- [Given records]

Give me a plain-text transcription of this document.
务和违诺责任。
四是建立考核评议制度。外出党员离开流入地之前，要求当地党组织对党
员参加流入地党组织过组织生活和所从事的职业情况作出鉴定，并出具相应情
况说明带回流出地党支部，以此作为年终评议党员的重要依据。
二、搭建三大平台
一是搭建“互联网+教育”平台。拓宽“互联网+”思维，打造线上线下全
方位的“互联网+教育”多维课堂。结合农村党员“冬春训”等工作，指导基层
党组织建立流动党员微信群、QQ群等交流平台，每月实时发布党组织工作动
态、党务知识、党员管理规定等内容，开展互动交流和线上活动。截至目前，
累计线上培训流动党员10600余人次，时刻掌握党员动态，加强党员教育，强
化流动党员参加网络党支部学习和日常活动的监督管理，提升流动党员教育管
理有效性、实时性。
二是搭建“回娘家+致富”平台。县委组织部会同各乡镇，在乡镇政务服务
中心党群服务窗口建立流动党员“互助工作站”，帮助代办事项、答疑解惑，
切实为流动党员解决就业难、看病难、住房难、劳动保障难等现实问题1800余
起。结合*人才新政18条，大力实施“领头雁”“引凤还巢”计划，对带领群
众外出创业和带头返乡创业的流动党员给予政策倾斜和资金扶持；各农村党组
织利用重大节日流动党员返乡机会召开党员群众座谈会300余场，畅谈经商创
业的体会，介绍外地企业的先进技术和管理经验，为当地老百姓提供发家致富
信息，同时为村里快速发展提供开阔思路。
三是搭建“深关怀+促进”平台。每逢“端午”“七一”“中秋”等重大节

- [Goal of the exercise]
The records above need to be transcribed in full. Keep every character unchanged.

- [Answer to the problem]
Give me a plain-text transcription of this document.
务和违诺责任。
四是建立考核评议制度。外出党员离开流入地之前，要求当地党组织对党
员参加流入地党组织过组织生活和所从事的职业情况作出鉴定，并出具相应情
况说明带回流出地党支部，以此作为年终评议党员的重要依据。
二、搭建三大平台
一是搭建“互联网+教育”平台。拓宽“互联网+”思维，打造线上线下全
方位的“互联网+教育”多维课堂。结合农村党员“冬春训”等工作，指导基层
党组织建立流动党员微信群、QQ群等交流平台，每月实时发布党组织工作动
态、党务知识、党员管理规定等内容，开展互动交流和线上活动。截至目前，
累计线上培训流动党员10600余人次，时刻掌握党员动态，加强党员教育，强
化流动党员参加网络党支部学习和日常活动的监督管理，提升流动党员教育管
理有效性、实时性。
二是搭建“回娘家+致富”平台。县委组织部会同各乡镇，在乡镇政务服务
中心党群服务窗口建立流动党员“互助工作站”，帮助代办事项、答疑解惑，
切实为流动党员解决就业难、看病难、住房难、劳动保障难等现实问题1800余
起。结合*人才新政18条，大力实施“领头雁”“引凤还巢”计划，对带领群
众外出创业和带头返乡创业的流动党员给予政策倾斜和资金扶持；各农村党组
织利用重大节日流动党员返乡机会召开党员群众座谈会300余场，畅谈经商创
业的体会，介绍外地企业的先进技术和管理经验，为当地老百姓提供发家致富
信息，同时为村里快速发展提供开阔思路。
三是搭建“深关怀+促进”平台。每逢“端午”“七一”“中秋”等重大节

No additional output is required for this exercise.